[Entries shown]:
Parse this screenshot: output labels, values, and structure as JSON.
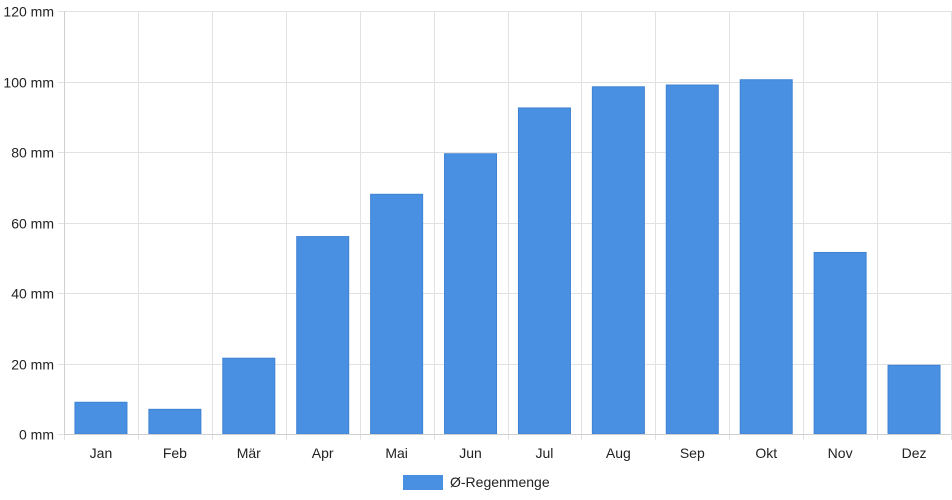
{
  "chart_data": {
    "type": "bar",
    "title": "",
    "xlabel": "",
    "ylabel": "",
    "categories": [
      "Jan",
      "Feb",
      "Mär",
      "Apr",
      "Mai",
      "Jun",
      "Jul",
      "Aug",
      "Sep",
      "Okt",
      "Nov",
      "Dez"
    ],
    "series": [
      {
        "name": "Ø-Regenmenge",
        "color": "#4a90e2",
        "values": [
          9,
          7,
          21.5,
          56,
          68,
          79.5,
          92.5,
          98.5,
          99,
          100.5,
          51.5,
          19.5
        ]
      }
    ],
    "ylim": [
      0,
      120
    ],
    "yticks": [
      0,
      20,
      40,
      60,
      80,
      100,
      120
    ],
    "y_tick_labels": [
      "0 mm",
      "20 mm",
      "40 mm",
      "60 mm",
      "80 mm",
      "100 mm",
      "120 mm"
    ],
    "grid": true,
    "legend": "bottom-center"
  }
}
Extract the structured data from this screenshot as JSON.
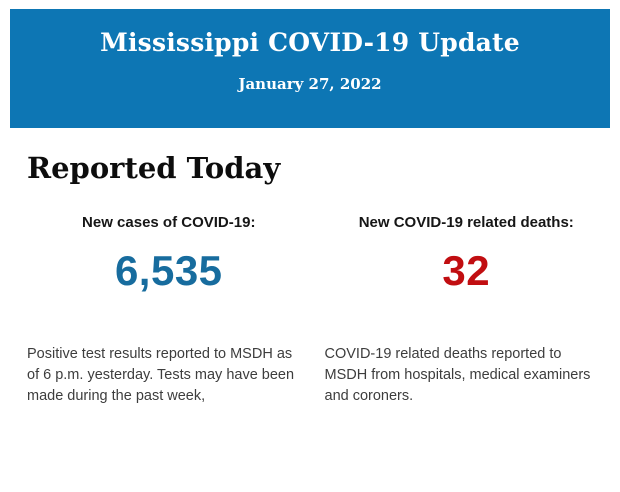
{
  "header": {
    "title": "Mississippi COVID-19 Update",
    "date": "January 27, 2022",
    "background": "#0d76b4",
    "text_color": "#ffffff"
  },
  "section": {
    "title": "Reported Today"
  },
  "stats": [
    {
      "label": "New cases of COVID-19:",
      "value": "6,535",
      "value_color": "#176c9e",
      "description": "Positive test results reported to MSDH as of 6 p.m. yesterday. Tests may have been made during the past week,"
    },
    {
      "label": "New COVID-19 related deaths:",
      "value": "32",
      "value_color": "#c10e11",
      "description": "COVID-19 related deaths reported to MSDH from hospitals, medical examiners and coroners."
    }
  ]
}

[The problem]:
Images do not belong in the copy; reproduce all other parts of the records above verbatim.

[Response for this exercise]:
Parse this screenshot: output labels, values, and structure as JSON.
{
  "chart_data": {
    "type": "bar",
    "title": "",
    "xlabel": "",
    "ylabel": "",
    "categories": [
      "Jan",
      "Feb",
      "Mär",
      "Apr",
      "Mai",
      "Jun",
      "Jul",
      "Aug",
      "Sep",
      "Okt",
      "Nov",
      "Dez"
    ],
    "series": [
      {
        "name": "Ø-Regenmenge",
        "color": "#4a90e2",
        "values": [
          9,
          7,
          21.5,
          56,
          68,
          79.5,
          92.5,
          98.5,
          99,
          100.5,
          51.5,
          19.5
        ]
      }
    ],
    "ylim": [
      0,
      120
    ],
    "yticks": [
      0,
      20,
      40,
      60,
      80,
      100,
      120
    ],
    "y_tick_labels": [
      "0 mm",
      "20 mm",
      "40 mm",
      "60 mm",
      "80 mm",
      "100 mm",
      "120 mm"
    ],
    "grid": true,
    "legend": "bottom-center"
  }
}
Extract the structured data from this screenshot as JSON.
{
  "header": {
    "title": "Mississippi COVID-19 Update",
    "date": "January 27, 2022",
    "background": "#0d76b4",
    "text_color": "#ffffff"
  },
  "section": {
    "title": "Reported Today"
  },
  "stats": [
    {
      "label": "New cases of COVID-19:",
      "value": "6,535",
      "value_color": "#176c9e",
      "description": "Positive test results reported to MSDH as of 6 p.m. yesterday. Tests may have been made during the past week,"
    },
    {
      "label": "New COVID-19 related deaths:",
      "value": "32",
      "value_color": "#c10e11",
      "description": "COVID-19 related deaths reported to MSDH from hospitals, medical examiners and coroners."
    }
  ]
}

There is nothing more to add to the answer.